WHAT THE EXERCISE ASKS ▸
Copy the lines that follow, keeping every character the same.

[Records from a data source]
********************

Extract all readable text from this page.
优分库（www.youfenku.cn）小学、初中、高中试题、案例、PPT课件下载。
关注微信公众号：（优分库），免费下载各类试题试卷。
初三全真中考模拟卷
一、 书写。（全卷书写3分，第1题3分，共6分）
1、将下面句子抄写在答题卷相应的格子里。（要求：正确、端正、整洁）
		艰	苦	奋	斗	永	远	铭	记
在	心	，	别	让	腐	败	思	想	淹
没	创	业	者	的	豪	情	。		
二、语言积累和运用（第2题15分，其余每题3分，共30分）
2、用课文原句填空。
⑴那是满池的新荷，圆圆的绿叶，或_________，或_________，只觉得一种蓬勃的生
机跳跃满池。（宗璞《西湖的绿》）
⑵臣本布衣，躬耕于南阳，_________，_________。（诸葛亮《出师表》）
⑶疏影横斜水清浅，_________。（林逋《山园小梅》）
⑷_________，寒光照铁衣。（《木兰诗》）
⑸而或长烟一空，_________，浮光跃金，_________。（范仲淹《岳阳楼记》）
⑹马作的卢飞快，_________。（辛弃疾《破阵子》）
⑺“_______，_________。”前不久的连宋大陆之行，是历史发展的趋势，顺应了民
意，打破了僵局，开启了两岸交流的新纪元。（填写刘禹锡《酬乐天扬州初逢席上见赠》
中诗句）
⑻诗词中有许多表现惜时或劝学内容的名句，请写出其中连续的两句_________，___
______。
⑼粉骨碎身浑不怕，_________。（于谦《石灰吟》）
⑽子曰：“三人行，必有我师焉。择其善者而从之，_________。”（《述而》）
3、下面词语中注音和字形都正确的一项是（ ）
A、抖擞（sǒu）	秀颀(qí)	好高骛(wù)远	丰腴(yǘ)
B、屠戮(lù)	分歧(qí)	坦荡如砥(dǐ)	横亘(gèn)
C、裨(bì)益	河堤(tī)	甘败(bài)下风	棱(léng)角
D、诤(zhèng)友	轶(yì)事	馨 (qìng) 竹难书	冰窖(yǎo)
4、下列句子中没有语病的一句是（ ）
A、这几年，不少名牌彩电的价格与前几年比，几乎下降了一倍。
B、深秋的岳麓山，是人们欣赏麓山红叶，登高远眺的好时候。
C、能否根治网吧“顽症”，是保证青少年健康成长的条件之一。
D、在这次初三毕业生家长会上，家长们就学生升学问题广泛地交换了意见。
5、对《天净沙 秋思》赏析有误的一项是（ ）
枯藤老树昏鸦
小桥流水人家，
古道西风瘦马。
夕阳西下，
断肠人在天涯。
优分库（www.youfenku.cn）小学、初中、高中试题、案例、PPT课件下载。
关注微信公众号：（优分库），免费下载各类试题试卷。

********************

OUTPUT OF THE EXERCISE ▸
Extract all readable text from this page.
优分库（www.youfenku.cn）小学、初中、高中试题、案例、PPT课件下载。
关注微信公众号：（优分库），免费下载各类试题试卷。
初三全真中考模拟卷
一、 书写。（全卷书写3分，第1题3分，共6分）
1、将下面句子抄写在答题卷相应的格子里。（要求：正确、端正、整洁）
		艰	苦	奋	斗	永	远	铭	记
在	心	，	别	让	腐	败	思	想	淹
没	创	业	者	的	豪	情	。		
二、语言积累和运用（第2题15分，其余每题3分，共30分）
2、用课文原句填空。
⑴那是满池的新荷，圆圆的绿叶，或_________，或_________，只觉得一种蓬勃的生
机跳跃满池。（宗璞《西湖的绿》）
⑵臣本布衣，躬耕于南阳，_________，_________。（诸葛亮《出师表》）
⑶疏影横斜水清浅，_________。（林逋《山园小梅》）
⑷_________，寒光照铁衣。（《木兰诗》）
⑸而或长烟一空，_________，浮光跃金，_________。（范仲淹《岳阳楼记》）
⑹马作的卢飞快，_________。（辛弃疾《破阵子》）
⑺“_______，_________。”前不久的连宋大陆之行，是历史发展的趋势，顺应了民
意，打破了僵局，开启了两岸交流的新纪元。（填写刘禹锡《酬乐天扬州初逢席上见赠》
中诗句）
⑻诗词中有许多表现惜时或劝学内容的名句，请写出其中连续的两句_________，___
______。
⑼粉骨碎身浑不怕，_________。（于谦《石灰吟》）
⑽子曰：“三人行，必有我师焉。择其善者而从之，_________。”（《述而》）
3、下面词语中注音和字形都正确的一项是（ ）
A、抖擞（sǒu）	秀颀(qí)	好高骛(wù)远	丰腴(yǘ)
B、屠戮(lù)	分歧(qí)	坦荡如砥(dǐ)	横亘(gèn)
C、裨(bì)益	河堤(tī)	甘败(bài)下风	棱(léng)角
D、诤(zhèng)友	轶(yì)事	馨 (qìng) 竹难书	冰窖(yǎo)
4、下列句子中没有语病的一句是（ ）
A、这几年，不少名牌彩电的价格与前几年比，几乎下降了一倍。
B、深秋的岳麓山，是人们欣赏麓山红叶，登高远眺的好时候。
C、能否根治网吧“顽症”，是保证青少年健康成长的条件之一。
D、在这次初三毕业生家长会上，家长们就学生升学问题广泛地交换了意见。
5、对《天净沙 秋思》赏析有误的一项是（ ）
枯藤老树昏鸦
小桥流水人家，
古道西风瘦马。
夕阳西下，
断肠人在天涯。
优分库（www.youfenku.cn）小学、初中、高中试题、案例、PPT课件下载。
关注微信公众号：（优分库），免费下载各类试题试卷。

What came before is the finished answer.